DIRECTIONS:
Identify all lines of the data containing the string "Zagreb" and copy them.

SUPPLIED INFORMATION:
------------------------------------------------

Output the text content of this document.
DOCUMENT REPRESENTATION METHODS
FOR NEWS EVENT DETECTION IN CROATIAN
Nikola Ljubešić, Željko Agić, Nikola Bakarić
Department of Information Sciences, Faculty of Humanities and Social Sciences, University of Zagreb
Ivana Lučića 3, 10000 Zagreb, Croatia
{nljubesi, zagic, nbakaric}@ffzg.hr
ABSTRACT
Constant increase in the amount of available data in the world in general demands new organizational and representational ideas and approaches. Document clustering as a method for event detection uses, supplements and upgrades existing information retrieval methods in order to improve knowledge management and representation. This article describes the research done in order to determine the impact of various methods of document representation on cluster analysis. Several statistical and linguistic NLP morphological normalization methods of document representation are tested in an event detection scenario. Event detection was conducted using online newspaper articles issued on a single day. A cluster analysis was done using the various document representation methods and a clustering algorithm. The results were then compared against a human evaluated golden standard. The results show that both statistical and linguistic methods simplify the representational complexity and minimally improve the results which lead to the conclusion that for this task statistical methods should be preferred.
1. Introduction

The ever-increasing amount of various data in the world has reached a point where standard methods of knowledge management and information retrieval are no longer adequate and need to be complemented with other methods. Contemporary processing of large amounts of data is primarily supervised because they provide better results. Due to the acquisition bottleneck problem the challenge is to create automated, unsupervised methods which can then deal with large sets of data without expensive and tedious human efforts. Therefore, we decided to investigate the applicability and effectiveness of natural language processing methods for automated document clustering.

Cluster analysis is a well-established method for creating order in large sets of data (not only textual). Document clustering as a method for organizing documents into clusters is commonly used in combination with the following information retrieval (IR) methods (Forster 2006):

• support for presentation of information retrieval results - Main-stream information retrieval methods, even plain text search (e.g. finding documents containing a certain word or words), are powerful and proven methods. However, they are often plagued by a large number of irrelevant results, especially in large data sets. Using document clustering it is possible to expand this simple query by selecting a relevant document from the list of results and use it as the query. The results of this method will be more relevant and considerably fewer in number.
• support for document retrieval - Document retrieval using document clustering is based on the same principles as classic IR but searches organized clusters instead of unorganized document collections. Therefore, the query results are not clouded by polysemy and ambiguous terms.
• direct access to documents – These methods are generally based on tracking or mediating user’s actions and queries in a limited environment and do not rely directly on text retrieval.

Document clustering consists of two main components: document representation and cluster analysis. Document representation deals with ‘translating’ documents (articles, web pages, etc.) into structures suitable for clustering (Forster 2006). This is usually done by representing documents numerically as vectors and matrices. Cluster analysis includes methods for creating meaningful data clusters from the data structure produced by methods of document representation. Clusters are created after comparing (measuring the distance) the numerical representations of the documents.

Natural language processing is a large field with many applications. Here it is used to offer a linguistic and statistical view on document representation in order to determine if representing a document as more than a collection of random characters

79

------------------------------------------------

TASK SOLUTION:
Department of Information Sciences, Faculty of Humanities and Social Sciences, University of Zagreb
Ivana Lučića 3, 10000 Zagreb, Croatia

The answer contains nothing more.